# Description of the task
Reproduce all records exactly.

* begin *

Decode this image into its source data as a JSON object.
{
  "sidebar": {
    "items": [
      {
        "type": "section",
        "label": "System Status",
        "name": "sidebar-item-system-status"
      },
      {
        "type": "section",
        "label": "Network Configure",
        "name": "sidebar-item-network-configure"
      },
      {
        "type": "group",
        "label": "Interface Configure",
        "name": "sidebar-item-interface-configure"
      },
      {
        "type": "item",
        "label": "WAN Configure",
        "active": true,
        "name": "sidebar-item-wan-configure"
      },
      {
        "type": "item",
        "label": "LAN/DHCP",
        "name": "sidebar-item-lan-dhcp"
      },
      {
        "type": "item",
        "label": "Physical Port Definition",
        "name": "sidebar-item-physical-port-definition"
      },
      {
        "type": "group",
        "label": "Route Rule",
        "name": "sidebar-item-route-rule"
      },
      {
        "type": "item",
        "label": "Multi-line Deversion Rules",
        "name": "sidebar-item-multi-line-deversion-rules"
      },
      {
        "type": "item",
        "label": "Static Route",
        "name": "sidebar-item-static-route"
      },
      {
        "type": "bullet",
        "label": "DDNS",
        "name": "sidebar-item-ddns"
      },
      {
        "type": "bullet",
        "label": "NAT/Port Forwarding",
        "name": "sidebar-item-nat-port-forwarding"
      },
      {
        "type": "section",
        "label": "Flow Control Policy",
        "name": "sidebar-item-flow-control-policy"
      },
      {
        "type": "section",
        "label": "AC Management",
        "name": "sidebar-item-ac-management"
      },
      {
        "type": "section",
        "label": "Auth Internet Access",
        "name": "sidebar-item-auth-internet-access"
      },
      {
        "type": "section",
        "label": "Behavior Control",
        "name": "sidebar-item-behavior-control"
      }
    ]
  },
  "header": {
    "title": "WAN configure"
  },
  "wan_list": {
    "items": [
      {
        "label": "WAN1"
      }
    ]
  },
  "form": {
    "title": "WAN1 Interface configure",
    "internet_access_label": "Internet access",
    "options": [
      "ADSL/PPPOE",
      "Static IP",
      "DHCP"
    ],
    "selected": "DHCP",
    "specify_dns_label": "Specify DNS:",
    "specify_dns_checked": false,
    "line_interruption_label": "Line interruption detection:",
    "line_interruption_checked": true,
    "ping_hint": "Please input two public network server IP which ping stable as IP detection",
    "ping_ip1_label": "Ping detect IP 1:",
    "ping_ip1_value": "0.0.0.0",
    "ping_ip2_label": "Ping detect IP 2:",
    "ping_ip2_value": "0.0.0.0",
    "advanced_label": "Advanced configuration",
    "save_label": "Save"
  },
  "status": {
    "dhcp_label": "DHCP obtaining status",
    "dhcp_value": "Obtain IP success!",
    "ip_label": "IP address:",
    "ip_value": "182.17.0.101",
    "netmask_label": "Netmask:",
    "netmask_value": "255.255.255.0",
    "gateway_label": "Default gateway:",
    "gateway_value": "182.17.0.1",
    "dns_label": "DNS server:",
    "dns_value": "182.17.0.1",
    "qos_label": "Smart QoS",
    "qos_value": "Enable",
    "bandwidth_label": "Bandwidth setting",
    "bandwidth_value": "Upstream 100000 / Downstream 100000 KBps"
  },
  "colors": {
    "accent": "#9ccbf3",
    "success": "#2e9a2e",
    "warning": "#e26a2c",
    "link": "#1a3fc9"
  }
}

* end *

# Solved exercise
Decode this image into its source data as a JSON object.
{
  "sidebar": {
    "items": [
      {
        "type": "section",
        "label": "System Status",
        "name": "sidebar-item-system-status"
      },
      {
        "type": "section",
        "label": "Network Configure",
        "name": "sidebar-item-network-configure"
      },
      {
        "type": "group",
        "label": "Interface Configure",
        "name": "sidebar-item-interface-configure"
      },
      {
        "type": "item",
        "label": "WAN Configure",
        "active": true,
        "name": "sidebar-item-wan-configure"
      },
      {
        "type": "item",
        "label": "LAN/DHCP",
        "name": "sidebar-item-lan-dhcp"
      },
      {
        "type": "item",
        "label": "Physical Port Definition",
        "name": "sidebar-item-physical-port-definition"
      },
      {
        "type": "group",
        "label": "Route Rule",
        "name": "sidebar-item-route-rule"
      },
      {
        "type": "item",
        "label": "Multi-line Deversion Rules",
        "name": "sidebar-item-multi-line-deversion-rules"
      },
      {
        "type": "item",
        "label": "Static Route",
        "name": "sidebar-item-static-route"
      },
      {
        "type": "bullet",
        "label": "DDNS",
        "name": "sidebar-item-ddns"
      },
      {
        "type": "bullet",
        "label": "NAT/Port Forwarding",
        "name": "sidebar-item-nat-port-forwarding"
      },
      {
        "type": "section",
        "label": "Flow Control Policy",
        "name": "sidebar-item-flow-control-policy"
      },
      {
        "type": "section",
        "label": "AC Management",
        "name": "sidebar-item-ac-management"
      },
      {
        "type": "section",
        "label": "Auth Internet Access",
        "name": "sidebar-item-auth-internet-access"
      },
      {
        "type": "section",
        "label": "Behavior Control",
        "name": "sidebar-item-behavior-control"
      }
    ]
  },
  "header": {
    "title": "WAN configure"
  },
  "wan_list": {
    "items": [
      {
        "label": "WAN1"
      }
    ]
  },
  "form": {
    "title": "WAN1 Interface configure",
    "internet_access_label": "Internet access",
    "options": [
      "ADSL/PPPOE",
      "Static IP",
      "DHCP"
    ],
    "selected": "DHCP",
    "specify_dns_label": "Specify DNS:",
    "specify_dns_checked": false,
    "line_interruption_label": "Line interruption detection:",
    "line_interruption_checked": true,
    "ping_hint": "Please input two public network server IP which ping stable as IP detection",
    "ping_ip1_label": "Ping detect IP 1:",
    "ping_ip1_value": "0.0.0.0",
    "ping_ip2_label": "Ping detect IP 2:",
    "ping_ip2_value": "0.0.0.0",
    "advanced_label": "Advanced configuration",
    "save_label": "Save"
  },
  "status": {
    "dhcp_label": "DHCP obtaining status",
    "dhcp_value": "Obtain IP success!",
    "ip_label": "IP address:",
    "ip_value": "182.17.0.101",
    "netmask_label": "Netmask:",
    "netmask_value": "255.255.255.0",
    "gateway_label": "Default gateway:",
    "gateway_value": "182.17.0.1",
    "dns_label": "DNS server:",
    "dns_value": "182.17.0.1",
    "qos_label": "Smart QoS",
    "qos_value": "Enable",
    "bandwidth_label": "Bandwidth setting",
    "bandwidth_value": "Upstream 100000 / Downstream 100000 KBps"
  },
  "colors": {
    "accent": "#9ccbf3",
    "success": "#2e9a2e",
    "warning": "#e26a2c",
    "link": "#1a3fc9"
  }
}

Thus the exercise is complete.